[Collected data entries]

★ ★ ★ ★ ★ ★ ★

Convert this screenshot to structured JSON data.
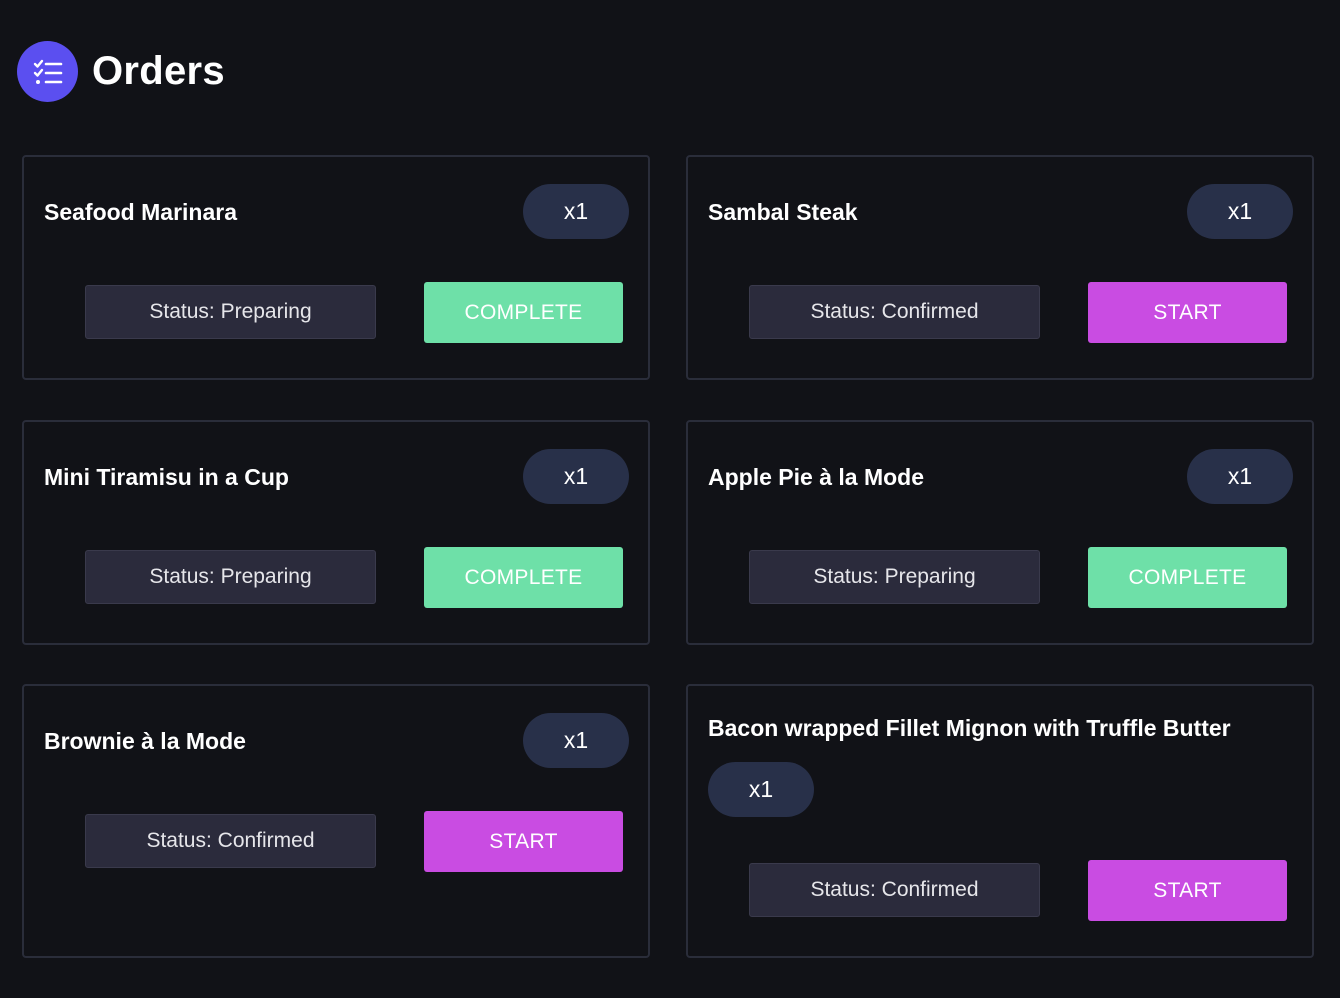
{
  "header": {
    "title": "Orders",
    "icon": "task-list-icon",
    "icon_color": "#5b4ff0"
  },
  "colors": {
    "background": "#111217",
    "complete": "#6ee0a8",
    "start": "#c94ce2",
    "quantity_badge": "#283049"
  },
  "orders": [
    {
      "name": "Seafood Marinara",
      "quantity": "x1",
      "status": "Status: Preparing",
      "action": "COMPLETE"
    },
    {
      "name": "Sambal Steak",
      "quantity": "x1",
      "status": "Status: Confirmed",
      "action": "START"
    },
    {
      "name": "Mini Tiramisu in a Cup",
      "quantity": "x1",
      "status": "Status: Preparing",
      "action": "COMPLETE"
    },
    {
      "name": "Apple Pie à la Mode",
      "quantity": "x1",
      "status": "Status: Preparing",
      "action": "COMPLETE"
    },
    {
      "name": "Brownie à la Mode",
      "quantity": "x1",
      "status": "Status: Confirmed",
      "action": "START"
    },
    {
      "name": "Bacon wrapped Fillet Mignon with Truffle Butter",
      "quantity": "x1",
      "status": "Status: Confirmed",
      "action": "START"
    }
  ]
}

★ ★ ★ ★ ★ ★ ★

Exercise requirements: Your task is to repeat the data above exactly while excluding the pictures.

Solution:
Convert this screenshot to structured JSON data.
{
  "header": {
    "title": "Orders",
    "icon": "task-list-icon",
    "icon_color": "#5b4ff0"
  },
  "colors": {
    "background": "#111217",
    "complete": "#6ee0a8",
    "start": "#c94ce2",
    "quantity_badge": "#283049"
  },
  "orders": [
    {
      "name": "Seafood Marinara",
      "quantity": "x1",
      "status": "Status: Preparing",
      "action": "COMPLETE"
    },
    {
      "name": "Sambal Steak",
      "quantity": "x1",
      "status": "Status: Confirmed",
      "action": "START"
    },
    {
      "name": "Mini Tiramisu in a Cup",
      "quantity": "x1",
      "status": "Status: Preparing",
      "action": "COMPLETE"
    },
    {
      "name": "Apple Pie à la Mode",
      "quantity": "x1",
      "status": "Status: Preparing",
      "action": "COMPLETE"
    },
    {
      "name": "Brownie à la Mode",
      "quantity": "x1",
      "status": "Status: Confirmed",
      "action": "START"
    },
    {
      "name": "Bacon wrapped Fillet Mignon with Truffle Butter",
      "quantity": "x1",
      "status": "Status: Confirmed",
      "action": "START"
    }
  ]
}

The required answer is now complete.